### Work to complete
Count how many lines of the material contain the string "panel", then give that number and nothing more.

┌──

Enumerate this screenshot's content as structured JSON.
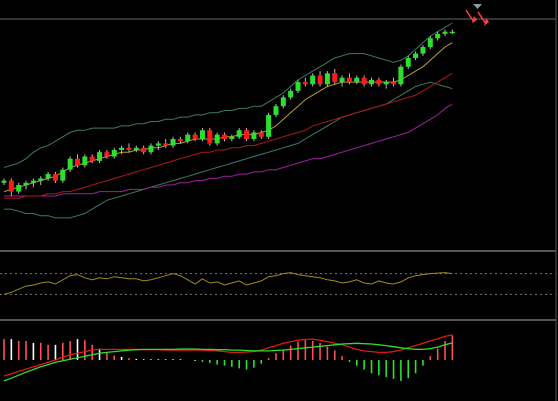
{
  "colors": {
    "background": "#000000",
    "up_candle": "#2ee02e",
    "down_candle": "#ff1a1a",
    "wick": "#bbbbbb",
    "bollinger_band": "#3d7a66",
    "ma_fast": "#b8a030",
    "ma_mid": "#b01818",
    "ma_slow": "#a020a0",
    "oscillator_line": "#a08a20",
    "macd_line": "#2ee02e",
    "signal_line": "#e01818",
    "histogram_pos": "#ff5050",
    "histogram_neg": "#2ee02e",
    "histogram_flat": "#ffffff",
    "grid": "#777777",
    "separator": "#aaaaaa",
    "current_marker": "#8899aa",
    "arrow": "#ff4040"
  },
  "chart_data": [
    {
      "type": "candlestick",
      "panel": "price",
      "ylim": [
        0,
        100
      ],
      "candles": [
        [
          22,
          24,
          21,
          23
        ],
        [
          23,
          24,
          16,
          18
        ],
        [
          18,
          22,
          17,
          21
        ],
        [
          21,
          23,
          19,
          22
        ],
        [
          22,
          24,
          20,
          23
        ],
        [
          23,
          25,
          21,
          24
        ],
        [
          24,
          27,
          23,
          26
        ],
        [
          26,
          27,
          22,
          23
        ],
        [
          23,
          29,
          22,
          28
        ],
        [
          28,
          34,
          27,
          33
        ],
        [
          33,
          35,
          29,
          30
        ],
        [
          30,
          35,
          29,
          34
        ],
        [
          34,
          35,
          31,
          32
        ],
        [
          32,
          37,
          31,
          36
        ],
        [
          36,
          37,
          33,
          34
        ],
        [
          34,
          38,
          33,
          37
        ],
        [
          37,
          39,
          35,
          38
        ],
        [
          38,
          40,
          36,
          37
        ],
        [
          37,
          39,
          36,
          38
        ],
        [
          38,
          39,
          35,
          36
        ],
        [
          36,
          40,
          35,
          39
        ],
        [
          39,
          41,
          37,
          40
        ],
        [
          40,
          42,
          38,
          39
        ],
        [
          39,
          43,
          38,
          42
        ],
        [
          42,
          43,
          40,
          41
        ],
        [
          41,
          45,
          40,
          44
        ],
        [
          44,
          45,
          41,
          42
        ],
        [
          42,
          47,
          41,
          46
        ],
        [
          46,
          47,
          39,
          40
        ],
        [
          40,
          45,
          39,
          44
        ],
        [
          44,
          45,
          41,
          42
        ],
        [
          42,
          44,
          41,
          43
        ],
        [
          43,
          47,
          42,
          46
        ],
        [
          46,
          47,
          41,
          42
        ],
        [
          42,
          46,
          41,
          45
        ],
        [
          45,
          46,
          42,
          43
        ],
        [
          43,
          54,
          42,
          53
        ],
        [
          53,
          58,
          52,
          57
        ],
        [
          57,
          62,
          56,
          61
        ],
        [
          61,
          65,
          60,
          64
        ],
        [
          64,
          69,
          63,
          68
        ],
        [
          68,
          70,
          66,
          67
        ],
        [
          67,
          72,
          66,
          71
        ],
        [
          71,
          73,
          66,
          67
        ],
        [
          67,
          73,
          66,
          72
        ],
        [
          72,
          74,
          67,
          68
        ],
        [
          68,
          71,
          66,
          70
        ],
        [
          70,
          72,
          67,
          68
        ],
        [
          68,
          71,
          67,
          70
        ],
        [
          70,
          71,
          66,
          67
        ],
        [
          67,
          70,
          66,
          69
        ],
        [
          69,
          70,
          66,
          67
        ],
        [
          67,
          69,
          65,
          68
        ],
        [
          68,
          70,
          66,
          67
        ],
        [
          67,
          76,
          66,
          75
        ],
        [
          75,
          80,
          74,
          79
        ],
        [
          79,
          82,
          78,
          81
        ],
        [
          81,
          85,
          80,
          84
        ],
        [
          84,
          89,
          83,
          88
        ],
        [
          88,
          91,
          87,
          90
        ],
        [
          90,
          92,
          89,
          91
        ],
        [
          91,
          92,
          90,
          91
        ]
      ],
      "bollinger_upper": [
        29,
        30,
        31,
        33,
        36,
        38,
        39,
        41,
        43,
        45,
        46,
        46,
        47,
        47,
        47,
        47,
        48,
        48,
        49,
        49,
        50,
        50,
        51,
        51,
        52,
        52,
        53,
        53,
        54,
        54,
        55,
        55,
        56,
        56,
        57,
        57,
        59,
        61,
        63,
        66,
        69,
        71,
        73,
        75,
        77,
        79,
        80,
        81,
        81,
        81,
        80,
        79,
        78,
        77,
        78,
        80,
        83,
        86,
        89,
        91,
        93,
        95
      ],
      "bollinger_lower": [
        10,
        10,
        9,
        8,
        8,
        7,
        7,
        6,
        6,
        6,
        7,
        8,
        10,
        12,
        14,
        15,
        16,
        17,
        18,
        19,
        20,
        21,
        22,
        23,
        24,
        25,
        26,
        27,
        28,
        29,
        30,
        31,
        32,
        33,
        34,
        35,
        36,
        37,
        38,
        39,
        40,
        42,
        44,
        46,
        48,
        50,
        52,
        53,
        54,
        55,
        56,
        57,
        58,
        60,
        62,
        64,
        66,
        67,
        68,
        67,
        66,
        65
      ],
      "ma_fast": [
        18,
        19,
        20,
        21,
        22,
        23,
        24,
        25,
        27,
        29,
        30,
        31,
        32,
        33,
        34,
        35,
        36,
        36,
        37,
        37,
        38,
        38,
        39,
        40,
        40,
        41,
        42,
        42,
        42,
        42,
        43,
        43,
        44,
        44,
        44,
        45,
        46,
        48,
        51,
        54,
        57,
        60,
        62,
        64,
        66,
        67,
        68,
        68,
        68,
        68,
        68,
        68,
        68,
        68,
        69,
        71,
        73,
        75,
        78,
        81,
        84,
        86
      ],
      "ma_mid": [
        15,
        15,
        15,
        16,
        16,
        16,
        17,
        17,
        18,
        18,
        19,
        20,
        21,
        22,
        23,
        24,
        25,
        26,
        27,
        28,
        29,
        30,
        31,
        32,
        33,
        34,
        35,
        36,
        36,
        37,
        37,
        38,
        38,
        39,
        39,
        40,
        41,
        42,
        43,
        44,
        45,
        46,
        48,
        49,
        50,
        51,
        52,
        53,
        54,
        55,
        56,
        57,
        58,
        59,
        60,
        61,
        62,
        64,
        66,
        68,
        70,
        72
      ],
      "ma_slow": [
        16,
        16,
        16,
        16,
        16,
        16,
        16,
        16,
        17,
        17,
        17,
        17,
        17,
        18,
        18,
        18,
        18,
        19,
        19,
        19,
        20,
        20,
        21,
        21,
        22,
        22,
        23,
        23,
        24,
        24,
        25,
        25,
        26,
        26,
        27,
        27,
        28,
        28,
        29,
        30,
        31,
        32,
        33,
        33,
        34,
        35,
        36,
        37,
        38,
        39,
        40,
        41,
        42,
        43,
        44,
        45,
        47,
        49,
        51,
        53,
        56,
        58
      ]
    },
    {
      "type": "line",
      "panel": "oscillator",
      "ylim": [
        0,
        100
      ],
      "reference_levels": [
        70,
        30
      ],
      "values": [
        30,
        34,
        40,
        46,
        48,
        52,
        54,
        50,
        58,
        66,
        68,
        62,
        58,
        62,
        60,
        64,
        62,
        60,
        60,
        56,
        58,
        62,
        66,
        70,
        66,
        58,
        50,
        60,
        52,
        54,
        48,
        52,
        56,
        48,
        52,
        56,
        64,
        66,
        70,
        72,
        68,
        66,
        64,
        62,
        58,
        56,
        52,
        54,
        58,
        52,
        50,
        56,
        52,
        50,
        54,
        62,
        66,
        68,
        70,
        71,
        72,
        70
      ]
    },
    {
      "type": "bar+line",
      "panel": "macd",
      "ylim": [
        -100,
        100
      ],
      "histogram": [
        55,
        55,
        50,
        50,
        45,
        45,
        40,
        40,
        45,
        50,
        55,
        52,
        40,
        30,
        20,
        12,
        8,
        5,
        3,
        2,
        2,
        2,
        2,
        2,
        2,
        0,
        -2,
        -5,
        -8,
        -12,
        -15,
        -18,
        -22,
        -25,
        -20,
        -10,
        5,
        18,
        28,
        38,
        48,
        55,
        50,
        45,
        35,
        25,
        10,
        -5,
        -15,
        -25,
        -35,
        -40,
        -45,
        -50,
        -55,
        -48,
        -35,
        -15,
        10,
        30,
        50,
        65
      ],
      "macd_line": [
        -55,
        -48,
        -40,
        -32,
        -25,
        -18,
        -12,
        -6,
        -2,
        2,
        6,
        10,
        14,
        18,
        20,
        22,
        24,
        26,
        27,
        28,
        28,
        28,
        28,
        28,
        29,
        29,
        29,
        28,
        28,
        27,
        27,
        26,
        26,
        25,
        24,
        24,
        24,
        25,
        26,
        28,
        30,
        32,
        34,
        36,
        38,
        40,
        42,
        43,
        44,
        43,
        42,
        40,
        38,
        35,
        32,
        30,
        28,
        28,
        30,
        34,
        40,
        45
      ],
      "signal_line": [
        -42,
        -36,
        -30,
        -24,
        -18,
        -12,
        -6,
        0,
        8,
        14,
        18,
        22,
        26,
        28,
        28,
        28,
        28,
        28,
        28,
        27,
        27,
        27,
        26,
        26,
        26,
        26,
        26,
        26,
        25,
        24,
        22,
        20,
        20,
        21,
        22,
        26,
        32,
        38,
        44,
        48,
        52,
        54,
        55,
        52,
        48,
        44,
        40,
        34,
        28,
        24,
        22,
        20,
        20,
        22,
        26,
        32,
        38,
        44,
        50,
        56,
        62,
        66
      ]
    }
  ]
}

└──

### Expected output
3